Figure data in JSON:
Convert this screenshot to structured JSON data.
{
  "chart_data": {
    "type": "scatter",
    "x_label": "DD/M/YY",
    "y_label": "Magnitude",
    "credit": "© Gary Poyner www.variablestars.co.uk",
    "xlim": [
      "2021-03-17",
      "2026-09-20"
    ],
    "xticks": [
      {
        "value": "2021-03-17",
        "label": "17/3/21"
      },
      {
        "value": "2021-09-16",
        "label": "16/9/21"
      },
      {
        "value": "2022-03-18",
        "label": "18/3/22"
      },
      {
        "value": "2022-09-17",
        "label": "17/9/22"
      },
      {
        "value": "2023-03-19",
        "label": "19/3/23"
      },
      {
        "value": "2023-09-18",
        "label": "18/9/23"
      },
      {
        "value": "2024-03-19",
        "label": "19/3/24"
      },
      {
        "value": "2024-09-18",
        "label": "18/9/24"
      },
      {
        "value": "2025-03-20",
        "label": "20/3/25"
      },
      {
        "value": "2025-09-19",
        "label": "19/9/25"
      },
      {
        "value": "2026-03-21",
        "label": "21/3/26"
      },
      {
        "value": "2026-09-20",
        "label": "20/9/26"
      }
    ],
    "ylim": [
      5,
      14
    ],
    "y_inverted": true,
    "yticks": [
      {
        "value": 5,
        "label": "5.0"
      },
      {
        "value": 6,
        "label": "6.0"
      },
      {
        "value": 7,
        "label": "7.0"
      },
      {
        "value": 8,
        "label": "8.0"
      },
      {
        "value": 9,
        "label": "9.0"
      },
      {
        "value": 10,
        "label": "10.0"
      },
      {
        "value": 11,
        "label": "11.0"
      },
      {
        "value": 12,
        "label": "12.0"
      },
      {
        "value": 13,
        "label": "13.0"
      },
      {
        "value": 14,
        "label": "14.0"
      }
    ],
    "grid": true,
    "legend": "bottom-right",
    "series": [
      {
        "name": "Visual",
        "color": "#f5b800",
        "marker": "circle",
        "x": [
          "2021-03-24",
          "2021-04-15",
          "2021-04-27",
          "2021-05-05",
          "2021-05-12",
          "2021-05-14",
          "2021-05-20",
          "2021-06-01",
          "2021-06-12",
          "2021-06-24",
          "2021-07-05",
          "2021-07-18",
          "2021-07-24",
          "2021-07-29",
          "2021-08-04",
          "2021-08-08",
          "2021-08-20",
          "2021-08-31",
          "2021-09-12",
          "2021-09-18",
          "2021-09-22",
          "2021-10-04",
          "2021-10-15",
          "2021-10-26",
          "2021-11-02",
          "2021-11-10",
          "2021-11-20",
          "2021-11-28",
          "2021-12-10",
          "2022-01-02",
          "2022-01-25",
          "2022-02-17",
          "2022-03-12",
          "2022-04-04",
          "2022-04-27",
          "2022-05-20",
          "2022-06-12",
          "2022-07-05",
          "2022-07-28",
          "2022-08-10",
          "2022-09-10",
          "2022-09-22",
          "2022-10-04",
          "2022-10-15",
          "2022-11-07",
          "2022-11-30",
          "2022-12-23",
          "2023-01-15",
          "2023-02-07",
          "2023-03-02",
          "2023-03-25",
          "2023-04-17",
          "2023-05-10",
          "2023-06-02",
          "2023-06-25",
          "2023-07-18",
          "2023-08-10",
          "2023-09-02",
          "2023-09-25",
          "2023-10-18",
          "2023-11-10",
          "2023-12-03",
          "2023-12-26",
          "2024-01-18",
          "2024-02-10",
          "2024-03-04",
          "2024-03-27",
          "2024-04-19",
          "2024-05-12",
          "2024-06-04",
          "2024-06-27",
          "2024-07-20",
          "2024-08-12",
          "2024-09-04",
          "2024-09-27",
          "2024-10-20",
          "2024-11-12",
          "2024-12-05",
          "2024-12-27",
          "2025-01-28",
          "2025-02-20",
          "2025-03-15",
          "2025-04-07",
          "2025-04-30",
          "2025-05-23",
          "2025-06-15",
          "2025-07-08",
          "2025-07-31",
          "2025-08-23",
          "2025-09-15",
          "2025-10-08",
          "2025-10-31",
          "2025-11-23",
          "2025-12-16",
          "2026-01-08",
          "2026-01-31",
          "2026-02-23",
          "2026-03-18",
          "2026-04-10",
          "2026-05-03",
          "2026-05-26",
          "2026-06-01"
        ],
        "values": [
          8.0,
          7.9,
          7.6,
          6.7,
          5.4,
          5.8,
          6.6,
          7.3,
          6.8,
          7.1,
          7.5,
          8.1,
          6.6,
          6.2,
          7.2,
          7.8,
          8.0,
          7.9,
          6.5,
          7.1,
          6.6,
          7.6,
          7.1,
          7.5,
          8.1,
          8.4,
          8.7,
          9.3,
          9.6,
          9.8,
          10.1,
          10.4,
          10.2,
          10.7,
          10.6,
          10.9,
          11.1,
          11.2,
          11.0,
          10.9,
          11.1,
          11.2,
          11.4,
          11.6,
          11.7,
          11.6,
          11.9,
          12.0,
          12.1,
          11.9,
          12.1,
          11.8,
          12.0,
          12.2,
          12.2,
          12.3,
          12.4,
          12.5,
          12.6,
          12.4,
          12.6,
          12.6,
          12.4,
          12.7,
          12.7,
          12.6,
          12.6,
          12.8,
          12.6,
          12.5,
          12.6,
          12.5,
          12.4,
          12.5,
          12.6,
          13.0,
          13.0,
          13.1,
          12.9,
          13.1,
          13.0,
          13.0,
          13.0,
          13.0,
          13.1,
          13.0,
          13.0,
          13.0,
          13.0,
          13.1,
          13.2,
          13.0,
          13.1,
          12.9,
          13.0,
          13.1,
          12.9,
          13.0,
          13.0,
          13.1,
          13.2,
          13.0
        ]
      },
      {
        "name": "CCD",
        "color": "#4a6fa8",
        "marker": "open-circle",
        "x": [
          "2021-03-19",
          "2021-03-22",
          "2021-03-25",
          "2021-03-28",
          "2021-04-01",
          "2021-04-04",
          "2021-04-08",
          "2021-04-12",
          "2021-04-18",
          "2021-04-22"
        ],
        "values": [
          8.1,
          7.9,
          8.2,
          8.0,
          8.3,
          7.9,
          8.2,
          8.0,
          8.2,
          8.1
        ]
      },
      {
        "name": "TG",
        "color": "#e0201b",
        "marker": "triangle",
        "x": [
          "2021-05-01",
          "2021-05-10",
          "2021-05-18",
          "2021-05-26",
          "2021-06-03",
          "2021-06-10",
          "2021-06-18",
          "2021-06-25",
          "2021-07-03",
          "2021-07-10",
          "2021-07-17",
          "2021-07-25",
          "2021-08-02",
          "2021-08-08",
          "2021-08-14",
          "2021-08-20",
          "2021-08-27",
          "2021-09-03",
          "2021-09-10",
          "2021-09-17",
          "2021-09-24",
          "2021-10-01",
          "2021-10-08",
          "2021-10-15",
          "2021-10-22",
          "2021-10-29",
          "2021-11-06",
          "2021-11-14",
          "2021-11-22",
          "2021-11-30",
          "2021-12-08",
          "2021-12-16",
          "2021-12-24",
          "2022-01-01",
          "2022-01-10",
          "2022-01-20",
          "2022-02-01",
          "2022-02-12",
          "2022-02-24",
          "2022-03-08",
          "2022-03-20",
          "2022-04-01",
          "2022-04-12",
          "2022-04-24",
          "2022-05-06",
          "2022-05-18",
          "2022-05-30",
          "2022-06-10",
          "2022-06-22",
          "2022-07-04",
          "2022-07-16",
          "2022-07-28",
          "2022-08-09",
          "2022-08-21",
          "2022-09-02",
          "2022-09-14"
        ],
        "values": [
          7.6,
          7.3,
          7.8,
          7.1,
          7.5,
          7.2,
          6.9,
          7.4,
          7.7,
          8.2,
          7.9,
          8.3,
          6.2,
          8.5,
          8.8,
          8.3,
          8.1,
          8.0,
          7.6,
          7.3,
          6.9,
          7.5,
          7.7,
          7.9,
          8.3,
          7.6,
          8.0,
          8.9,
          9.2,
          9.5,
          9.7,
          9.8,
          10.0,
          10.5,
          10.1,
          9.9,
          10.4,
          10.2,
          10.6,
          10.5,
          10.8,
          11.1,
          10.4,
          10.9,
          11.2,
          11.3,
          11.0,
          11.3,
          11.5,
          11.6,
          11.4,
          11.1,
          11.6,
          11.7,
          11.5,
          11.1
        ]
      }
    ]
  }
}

> **Exercise aim**
Scan the records for the string "color". Copy each line in which it appears.

> **Written solution**
        "color": "#f5b800",
        "color": "#4a6fa8",
        "color": "#e0201b",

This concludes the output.